Dataset entries
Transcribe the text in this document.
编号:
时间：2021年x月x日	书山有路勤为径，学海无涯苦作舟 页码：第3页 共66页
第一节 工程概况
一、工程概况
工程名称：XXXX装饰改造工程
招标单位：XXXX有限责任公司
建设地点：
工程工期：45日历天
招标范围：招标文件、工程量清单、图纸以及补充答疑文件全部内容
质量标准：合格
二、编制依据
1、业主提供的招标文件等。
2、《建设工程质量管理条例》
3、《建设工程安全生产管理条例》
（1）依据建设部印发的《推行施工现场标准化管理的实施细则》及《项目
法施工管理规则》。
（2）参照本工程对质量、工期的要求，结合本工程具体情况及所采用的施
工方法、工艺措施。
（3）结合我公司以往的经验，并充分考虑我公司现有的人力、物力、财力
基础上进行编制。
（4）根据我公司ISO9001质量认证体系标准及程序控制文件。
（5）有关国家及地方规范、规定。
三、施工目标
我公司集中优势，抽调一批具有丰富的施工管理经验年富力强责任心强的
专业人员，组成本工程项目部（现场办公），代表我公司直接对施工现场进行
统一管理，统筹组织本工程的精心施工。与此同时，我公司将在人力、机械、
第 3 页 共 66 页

## To do
All of the data needs to be printed once more, exactly.

## The result
Transcribe the text in this document.
编号:
时间：2021年x月x日	书山有路勤为径，学海无涯苦作舟 页码：第3页 共66页
第一节 工程概况
一、工程概况
工程名称：XXXX装饰改造工程
招标单位：XXXX有限责任公司
建设地点：
工程工期：45日历天
招标范围：招标文件、工程量清单、图纸以及补充答疑文件全部内容
质量标准：合格
二、编制依据
1、业主提供的招标文件等。
2、《建设工程质量管理条例》
3、《建设工程安全生产管理条例》
（1）依据建设部印发的《推行施工现场标准化管理的实施细则》及《项目
法施工管理规则》。
（2）参照本工程对质量、工期的要求，结合本工程具体情况及所采用的施
工方法、工艺措施。
（3）结合我公司以往的经验，并充分考虑我公司现有的人力、物力、财力
基础上进行编制。
（4）根据我公司ISO9001质量认证体系标准及程序控制文件。
（5）有关国家及地方规范、规定。
三、施工目标
我公司集中优势，抽调一批具有丰富的施工管理经验年富力强责任心强的
专业人员，组成本工程项目部（现场办公），代表我公司直接对施工现场进行
统一管理，统筹组织本工程的精心施工。与此同时，我公司将在人力、机械、
第 3 页 共 66 页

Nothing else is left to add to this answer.